EXTRAIT À LIRE:
MATTHIAS HAÏM NIYONZIMA, TUTSI ET JUIF



Matthias a été invité mercredi 7 novembre 2018 par l'association Bnai Brith d'Antibes. Sa présidente, Rosine Levy, a accueilli le conférencier. 

Il est présenté par son ami Jacques Wajsbrot qui l’a rencontré dans le désert d’Israël, lors d’une Marche pour l’eau organisée par le KKL. Il n’était alors pas encore converti au judaïsme orthodoxe par le consistoire de Paris (celui de Belgique n’organise pas de conversion). 


Matthias NIYONZIMA 
Crédit photo : ©Jacques Wajsbrot

Histoire personnelle de Matthias NIYONZIMA

Matthias est né le 7 juin 1957, à Kirundo dans le "Ruanda-Urundi(actuellement au Nord du Burundi) 
C’est un élève brillant et, en 1983, il obtient une bourse pour faire des études en Belgique. À côté de ses études de droit à l’Université de Louvain (K.U.Leuven), il étudie le droit international à la Cour Internationale de La Haye en 1984 et le droit comparé à la faculté internationale de droit de Strasbourg en été 1985. Il devient assistant en droit au King’s College London (1986-1987),  obtient son diplôme de doctorat en droit en Belgique en juin 1990,  professeur assistant en droit des contrats en Belgique (1987- 1991), avocat au Barreau de Bruxelles dès octobre 1990 et avocat au Barreau d’Anvers depuis 2012.

DONNÉES AFFICHÉES:
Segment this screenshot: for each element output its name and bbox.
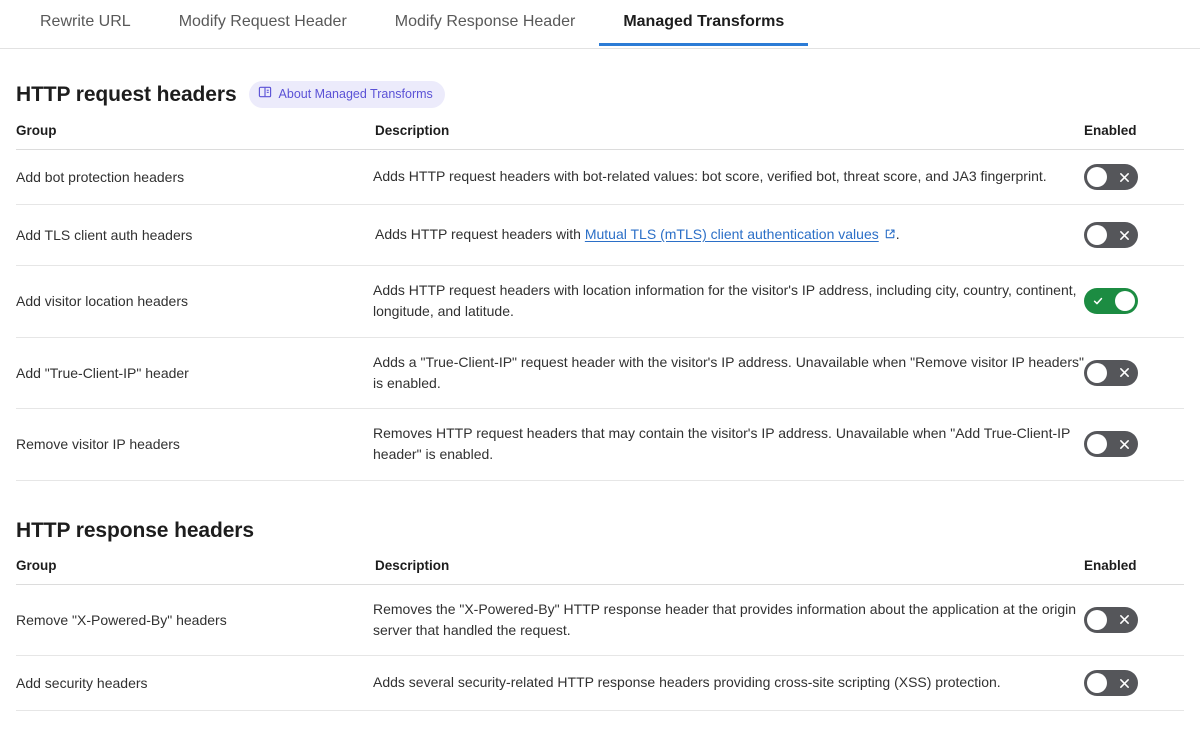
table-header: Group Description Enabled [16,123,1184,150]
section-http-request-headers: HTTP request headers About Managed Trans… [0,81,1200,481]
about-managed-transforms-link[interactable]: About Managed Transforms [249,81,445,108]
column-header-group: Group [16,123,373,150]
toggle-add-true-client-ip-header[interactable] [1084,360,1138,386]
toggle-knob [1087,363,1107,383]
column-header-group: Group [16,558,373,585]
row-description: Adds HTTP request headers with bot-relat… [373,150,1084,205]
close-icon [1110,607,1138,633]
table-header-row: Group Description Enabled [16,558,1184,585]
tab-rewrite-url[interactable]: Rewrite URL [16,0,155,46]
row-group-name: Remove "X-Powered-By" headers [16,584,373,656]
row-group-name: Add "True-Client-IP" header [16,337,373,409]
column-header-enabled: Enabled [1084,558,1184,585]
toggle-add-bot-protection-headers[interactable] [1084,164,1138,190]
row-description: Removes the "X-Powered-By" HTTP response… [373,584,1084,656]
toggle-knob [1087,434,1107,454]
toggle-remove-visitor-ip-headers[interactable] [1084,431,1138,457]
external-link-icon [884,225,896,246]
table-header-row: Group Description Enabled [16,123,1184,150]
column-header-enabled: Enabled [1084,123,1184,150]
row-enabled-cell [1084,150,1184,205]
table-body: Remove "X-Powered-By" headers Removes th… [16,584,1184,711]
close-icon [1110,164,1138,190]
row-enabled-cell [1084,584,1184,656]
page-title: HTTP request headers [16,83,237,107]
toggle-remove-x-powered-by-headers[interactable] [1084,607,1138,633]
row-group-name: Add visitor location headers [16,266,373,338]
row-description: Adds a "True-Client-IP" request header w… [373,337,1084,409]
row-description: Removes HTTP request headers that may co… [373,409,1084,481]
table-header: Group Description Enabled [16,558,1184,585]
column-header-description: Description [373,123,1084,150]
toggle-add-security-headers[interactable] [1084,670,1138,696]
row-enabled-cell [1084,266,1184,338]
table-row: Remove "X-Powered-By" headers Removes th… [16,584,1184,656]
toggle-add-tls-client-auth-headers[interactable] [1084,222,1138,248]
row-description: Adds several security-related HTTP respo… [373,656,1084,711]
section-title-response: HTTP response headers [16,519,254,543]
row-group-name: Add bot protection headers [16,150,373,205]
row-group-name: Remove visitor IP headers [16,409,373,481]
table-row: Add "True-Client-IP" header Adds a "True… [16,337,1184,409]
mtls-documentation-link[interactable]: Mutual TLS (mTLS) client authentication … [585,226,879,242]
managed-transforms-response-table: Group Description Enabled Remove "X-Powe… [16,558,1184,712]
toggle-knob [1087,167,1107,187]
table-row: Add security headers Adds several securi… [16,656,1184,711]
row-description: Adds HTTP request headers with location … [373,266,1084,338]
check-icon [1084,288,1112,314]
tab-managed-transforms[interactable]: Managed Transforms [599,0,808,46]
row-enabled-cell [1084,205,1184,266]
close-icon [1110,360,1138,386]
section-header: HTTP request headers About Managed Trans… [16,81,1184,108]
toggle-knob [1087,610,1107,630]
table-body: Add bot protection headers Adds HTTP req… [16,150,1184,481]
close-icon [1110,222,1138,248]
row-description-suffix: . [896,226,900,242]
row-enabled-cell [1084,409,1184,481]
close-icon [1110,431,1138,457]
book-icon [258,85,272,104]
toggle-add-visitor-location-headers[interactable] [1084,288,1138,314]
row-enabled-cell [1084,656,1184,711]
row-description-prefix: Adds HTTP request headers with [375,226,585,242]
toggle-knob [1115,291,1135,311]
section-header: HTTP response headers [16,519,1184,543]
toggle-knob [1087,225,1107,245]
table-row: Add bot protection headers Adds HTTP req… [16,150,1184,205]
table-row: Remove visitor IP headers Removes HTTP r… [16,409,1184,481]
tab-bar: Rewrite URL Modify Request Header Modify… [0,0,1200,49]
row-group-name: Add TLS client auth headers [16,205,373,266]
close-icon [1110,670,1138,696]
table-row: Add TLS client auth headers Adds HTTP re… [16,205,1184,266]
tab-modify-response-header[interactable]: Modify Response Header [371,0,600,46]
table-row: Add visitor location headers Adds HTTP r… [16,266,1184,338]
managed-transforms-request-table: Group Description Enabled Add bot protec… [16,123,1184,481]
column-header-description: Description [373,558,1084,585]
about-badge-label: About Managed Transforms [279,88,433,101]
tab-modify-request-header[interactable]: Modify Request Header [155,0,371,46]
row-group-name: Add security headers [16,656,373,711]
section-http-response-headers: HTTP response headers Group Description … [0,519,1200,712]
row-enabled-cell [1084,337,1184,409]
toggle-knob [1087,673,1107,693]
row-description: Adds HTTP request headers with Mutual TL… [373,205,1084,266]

...

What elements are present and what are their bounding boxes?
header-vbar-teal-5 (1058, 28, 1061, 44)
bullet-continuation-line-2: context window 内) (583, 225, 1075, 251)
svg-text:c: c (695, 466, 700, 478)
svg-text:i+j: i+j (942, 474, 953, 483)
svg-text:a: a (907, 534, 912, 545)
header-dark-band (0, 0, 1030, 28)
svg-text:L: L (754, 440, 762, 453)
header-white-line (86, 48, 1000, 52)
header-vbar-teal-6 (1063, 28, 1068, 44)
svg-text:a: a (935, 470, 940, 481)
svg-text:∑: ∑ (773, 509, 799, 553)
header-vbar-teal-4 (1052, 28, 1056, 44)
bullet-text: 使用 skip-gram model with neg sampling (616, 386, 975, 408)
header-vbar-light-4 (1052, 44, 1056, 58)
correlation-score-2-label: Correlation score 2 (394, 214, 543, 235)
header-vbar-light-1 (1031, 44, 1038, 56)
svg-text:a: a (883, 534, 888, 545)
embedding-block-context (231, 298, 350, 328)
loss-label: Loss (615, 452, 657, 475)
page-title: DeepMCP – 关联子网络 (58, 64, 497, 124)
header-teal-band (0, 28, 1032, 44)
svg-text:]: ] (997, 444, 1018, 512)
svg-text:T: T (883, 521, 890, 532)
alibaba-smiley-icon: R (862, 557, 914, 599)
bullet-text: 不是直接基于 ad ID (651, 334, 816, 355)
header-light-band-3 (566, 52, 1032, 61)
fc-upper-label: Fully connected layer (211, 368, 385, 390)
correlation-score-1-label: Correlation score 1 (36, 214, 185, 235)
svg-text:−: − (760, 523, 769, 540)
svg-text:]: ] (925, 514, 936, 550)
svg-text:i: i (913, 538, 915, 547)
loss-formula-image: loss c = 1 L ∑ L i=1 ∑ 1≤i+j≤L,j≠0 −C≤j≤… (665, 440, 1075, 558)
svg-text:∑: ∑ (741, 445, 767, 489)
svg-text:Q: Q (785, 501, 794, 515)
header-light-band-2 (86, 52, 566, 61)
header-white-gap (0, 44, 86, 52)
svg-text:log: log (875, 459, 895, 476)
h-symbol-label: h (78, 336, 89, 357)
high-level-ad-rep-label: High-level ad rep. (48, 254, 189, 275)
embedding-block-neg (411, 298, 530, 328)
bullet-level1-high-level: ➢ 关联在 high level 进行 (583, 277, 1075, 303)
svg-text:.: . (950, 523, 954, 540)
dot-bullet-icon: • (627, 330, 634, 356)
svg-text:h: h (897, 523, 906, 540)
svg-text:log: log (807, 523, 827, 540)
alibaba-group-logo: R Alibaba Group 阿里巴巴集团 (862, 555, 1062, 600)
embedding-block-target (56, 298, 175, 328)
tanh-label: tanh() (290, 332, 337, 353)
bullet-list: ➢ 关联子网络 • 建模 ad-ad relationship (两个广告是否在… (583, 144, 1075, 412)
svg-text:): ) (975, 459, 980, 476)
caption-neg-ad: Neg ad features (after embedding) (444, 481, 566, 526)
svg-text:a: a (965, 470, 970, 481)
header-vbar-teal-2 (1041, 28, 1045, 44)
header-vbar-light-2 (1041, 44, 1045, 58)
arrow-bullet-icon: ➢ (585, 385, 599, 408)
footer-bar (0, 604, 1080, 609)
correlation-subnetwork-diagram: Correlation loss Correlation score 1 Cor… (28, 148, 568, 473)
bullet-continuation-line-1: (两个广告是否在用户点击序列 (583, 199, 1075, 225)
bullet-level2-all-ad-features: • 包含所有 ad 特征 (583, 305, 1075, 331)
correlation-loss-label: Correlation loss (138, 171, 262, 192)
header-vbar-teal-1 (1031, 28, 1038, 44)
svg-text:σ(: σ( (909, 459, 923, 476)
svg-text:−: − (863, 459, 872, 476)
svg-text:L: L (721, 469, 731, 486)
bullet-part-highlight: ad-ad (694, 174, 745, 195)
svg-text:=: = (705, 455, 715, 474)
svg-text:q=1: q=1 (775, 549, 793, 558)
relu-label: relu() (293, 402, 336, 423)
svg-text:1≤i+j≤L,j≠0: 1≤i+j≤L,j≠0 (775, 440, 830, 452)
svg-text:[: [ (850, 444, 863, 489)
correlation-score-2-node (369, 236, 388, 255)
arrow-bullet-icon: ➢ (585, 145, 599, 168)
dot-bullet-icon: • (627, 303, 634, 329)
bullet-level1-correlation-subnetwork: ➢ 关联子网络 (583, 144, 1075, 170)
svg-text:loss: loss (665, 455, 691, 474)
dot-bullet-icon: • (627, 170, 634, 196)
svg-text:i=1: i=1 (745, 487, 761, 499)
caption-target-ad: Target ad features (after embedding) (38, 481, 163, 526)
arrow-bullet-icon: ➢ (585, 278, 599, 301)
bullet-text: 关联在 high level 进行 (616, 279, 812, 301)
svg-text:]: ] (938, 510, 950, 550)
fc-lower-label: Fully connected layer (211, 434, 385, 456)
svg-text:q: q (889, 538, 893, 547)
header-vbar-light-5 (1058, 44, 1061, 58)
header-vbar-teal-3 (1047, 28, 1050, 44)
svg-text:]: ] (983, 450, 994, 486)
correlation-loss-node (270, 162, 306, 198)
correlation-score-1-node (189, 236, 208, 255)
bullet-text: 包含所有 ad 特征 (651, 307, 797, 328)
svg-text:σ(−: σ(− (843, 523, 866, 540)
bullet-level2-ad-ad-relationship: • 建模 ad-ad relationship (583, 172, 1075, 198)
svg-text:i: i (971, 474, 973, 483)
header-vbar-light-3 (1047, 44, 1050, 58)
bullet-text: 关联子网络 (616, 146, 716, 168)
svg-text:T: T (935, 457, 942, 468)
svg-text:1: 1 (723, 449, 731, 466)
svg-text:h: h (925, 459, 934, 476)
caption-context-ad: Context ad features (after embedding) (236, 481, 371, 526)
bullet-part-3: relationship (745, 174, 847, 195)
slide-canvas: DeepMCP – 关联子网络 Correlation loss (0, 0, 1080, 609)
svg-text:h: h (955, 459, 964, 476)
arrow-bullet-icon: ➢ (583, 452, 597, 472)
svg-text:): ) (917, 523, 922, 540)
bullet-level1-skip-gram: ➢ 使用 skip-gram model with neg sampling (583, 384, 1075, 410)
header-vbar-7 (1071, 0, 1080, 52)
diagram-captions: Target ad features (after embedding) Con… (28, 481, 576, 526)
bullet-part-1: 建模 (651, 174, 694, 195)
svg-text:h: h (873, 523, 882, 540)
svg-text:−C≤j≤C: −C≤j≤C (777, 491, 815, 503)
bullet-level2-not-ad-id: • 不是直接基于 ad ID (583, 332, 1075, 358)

CONSIGNE 1:
Reproduisez à l'identique le passage de l'extrait sur Matthias Niyonzima qui s'ouvre sur les mots « MATTHIAS HAÏM NIYONZIMA, TUTSI » et se clôt sur « accueilli le conférencier. ».
CONSIGNE 2:
Répondez à ces questions à partir de l'extrait sur Matthias Niyonzima :
(a) Quelle association a invité Matthias le mercredi 7 novembre 2018 ?
(b) Lors de quel événement Jacques Wajsbrot l'a-t-il rencontré ?
(c) En quelle année Matthias obtient-il une bourse pour étudier en Belgique ?
Le matériel présenté ne joue aucun rôle dans cet exercice.

RÉPONSE RÉDIGÉE 1:
MATTHIAS HAÏM NIYONZIMA, TUTSI ET JUIF



Matthias a été invité mercredi 7 novembre 2018 par l'association Bnai Brith d'Antibes. Sa présidente, Rosine Levy, a accueilli le conférencier.

RÉPONSE RÉDIGÉE 2:
(a) L'association Bnai Brith d'Antibes.
(b) Lors d'une Marche pour l'eau organisée par le KKL, dans le désert d'Israël.
(c) En 1983.